_Problem requirements_: Wherever the string "Комментарий" occurs in a line of these records, report that line.

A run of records
"""

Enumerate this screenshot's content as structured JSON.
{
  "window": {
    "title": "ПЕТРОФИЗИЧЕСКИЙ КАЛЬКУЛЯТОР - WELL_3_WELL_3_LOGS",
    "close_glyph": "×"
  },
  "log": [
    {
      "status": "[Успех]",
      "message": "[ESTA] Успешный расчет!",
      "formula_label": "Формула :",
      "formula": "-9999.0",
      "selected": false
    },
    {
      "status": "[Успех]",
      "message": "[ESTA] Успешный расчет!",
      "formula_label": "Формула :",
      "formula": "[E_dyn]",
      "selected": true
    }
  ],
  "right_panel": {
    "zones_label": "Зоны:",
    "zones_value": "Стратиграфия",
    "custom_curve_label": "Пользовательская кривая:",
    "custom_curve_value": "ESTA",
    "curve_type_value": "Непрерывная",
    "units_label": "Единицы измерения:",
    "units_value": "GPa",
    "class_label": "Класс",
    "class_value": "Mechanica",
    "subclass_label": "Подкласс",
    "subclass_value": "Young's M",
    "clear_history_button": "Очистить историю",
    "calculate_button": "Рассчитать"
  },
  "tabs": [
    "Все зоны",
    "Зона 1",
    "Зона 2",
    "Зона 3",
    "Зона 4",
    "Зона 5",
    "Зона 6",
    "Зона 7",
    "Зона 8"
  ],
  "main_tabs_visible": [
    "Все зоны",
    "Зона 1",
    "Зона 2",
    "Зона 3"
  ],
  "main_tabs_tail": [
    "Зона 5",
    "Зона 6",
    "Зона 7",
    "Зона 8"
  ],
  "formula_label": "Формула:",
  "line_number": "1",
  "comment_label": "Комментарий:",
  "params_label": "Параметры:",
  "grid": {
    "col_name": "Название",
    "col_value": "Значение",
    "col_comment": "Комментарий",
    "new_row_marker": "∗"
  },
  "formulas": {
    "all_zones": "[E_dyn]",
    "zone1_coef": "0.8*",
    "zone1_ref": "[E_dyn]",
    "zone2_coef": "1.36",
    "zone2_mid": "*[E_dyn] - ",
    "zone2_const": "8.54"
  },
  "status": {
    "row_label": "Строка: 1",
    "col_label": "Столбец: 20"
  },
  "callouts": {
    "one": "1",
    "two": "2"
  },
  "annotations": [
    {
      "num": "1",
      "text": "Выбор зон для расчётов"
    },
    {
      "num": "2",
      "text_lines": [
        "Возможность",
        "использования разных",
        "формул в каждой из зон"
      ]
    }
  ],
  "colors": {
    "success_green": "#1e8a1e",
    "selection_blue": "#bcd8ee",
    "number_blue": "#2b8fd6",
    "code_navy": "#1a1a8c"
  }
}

"""

_Completed exercise_:
  "comment_label": "Комментарий:",
    "col_comment": "Комментарий",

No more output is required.